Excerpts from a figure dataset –
--- --- ---

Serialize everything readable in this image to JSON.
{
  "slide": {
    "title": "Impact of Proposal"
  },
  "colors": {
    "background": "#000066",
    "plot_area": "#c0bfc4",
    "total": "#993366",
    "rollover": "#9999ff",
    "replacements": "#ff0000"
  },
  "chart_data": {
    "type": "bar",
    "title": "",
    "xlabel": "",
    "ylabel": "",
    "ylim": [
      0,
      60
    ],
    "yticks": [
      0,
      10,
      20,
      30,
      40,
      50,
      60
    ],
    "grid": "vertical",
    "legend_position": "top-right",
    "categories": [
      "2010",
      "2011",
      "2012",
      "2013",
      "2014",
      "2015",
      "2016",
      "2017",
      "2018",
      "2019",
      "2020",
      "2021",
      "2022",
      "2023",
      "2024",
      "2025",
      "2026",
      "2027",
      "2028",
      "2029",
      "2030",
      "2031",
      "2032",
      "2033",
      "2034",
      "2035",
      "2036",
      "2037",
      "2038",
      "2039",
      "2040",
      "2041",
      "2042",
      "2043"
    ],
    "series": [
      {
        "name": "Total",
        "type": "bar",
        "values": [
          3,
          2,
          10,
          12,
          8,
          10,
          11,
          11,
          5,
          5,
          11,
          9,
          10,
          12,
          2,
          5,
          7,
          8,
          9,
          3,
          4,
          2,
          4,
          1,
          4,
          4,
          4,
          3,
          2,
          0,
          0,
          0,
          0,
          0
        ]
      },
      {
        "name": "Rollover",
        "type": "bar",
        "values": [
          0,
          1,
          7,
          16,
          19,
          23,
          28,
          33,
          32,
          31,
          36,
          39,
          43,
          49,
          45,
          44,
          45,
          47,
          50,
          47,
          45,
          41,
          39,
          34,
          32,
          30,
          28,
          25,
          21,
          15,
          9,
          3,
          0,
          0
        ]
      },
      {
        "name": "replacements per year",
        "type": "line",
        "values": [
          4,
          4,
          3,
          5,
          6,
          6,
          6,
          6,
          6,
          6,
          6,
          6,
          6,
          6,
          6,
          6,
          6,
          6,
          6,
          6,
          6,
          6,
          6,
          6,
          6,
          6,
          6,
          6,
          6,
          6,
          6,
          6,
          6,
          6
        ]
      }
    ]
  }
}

--- --- ---

WHAT THE TASK REQUIRES – Which lines include the word "replacements"? List them all.

ANSWER IN FULL –
    "replacements": "#ff0000"
        "name": "replacements per year",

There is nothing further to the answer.